[Data listing]
■ ■ ■ ■ ■
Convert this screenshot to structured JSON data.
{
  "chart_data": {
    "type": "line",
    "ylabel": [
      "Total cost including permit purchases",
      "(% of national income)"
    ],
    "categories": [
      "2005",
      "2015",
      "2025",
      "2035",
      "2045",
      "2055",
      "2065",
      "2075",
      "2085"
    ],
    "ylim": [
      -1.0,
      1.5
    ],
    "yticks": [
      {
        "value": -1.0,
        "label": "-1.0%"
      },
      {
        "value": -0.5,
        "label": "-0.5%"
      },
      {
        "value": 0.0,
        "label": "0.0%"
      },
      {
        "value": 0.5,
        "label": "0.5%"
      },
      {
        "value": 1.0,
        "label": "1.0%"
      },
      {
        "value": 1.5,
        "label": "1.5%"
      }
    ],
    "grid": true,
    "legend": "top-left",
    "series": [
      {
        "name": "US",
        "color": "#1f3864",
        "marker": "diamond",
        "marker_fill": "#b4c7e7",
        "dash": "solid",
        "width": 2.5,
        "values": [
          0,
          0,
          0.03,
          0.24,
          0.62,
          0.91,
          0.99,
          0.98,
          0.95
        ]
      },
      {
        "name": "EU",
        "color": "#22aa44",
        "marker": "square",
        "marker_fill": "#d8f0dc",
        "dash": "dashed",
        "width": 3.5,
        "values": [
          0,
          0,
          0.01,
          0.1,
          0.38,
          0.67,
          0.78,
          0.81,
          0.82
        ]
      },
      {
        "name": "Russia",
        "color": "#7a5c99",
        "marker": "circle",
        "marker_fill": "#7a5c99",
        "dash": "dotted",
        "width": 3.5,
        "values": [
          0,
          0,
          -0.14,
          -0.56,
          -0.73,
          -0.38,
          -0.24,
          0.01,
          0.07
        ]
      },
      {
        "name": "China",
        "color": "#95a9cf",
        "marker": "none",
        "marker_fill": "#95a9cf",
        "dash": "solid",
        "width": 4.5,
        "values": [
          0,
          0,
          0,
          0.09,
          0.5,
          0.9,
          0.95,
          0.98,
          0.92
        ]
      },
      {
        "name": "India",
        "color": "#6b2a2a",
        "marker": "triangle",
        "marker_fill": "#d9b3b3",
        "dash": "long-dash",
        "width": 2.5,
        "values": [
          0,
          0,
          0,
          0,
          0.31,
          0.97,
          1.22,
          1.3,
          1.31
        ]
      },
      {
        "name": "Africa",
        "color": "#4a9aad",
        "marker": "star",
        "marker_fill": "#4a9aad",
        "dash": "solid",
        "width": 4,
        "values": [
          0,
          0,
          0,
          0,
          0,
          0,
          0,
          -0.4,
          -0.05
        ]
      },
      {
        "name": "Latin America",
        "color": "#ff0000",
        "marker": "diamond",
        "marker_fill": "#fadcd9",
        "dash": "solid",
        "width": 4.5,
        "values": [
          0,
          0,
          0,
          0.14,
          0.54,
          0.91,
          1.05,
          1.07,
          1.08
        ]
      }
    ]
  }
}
■ ■ ■ ■ ■
Prompt
Please output every record, keeping each line exact.

Reply to the exercise
Convert this screenshot to structured JSON data.
{
  "chart_data": {
    "type": "line",
    "ylabel": [
      "Total cost including permit purchases",
      "(% of national income)"
    ],
    "categories": [
      "2005",
      "2015",
      "2025",
      "2035",
      "2045",
      "2055",
      "2065",
      "2075",
      "2085"
    ],
    "ylim": [
      -1.0,
      1.5
    ],
    "yticks": [
      {
        "value": -1.0,
        "label": "-1.0%"
      },
      {
        "value": -0.5,
        "label": "-0.5%"
      },
      {
        "value": 0.0,
        "label": "0.0%"
      },
      {
        "value": 0.5,
        "label": "0.5%"
      },
      {
        "value": 1.0,
        "label": "1.0%"
      },
      {
        "value": 1.5,
        "label": "1.5%"
      }
    ],
    "grid": true,
    "legend": "top-left",
    "series": [
      {
        "name": "US",
        "color": "#1f3864",
        "marker": "diamond",
        "marker_fill": "#b4c7e7",
        "dash": "solid",
        "width": 2.5,
        "values": [
          0,
          0,
          0.03,
          0.24,
          0.62,
          0.91,
          0.99,
          0.98,
          0.95
        ]
      },
      {
        "name": "EU",
        "color": "#22aa44",
        "marker": "square",
        "marker_fill": "#d8f0dc",
        "dash": "dashed",
        "width": 3.5,
        "values": [
          0,
          0,
          0.01,
          0.1,
          0.38,
          0.67,
          0.78,
          0.81,
          0.82
        ]
      },
      {
        "name": "Russia",
        "color": "#7a5c99",
        "marker": "circle",
        "marker_fill": "#7a5c99",
        "dash": "dotted",
        "width": 3.5,
        "values": [
          0,
          0,
          -0.14,
          -0.56,
          -0.73,
          -0.38,
          -0.24,
          0.01,
          0.07
        ]
      },
      {
        "name": "China",
        "color": "#95a9cf",
        "marker": "none",
        "marker_fill": "#95a9cf",
        "dash": "solid",
        "width": 4.5,
        "values": [
          0,
          0,
          0,
          0.09,
          0.5,
          0.9,
          0.95,
          0.98,
          0.92
        ]
      },
      {
        "name": "India",
        "color": "#6b2a2a",
        "marker": "triangle",
        "marker_fill": "#d9b3b3",
        "dash": "long-dash",
        "width": 2.5,
        "values": [
          0,
          0,
          0,
          0,
          0.31,
          0.97,
          1.22,
          1.3,
          1.31
        ]
      },
      {
        "name": "Africa",
        "color": "#4a9aad",
        "marker": "star",
        "marker_fill": "#4a9aad",
        "dash": "solid",
        "width": 4,
        "values": [
          0,
          0,
          0,
          0,
          0,
          0,
          0,
          -0.4,
          -0.05
        ]
      },
      {
        "name": "Latin America",
        "color": "#ff0000",
        "marker": "diamond",
        "marker_fill": "#fadcd9",
        "dash": "solid",
        "width": 4.5,
        "values": [
          0,
          0,
          0,
          0.14,
          0.54,
          0.91,
          1.05,
          1.07,
          1.08
        ]
      }
    ]
  }
}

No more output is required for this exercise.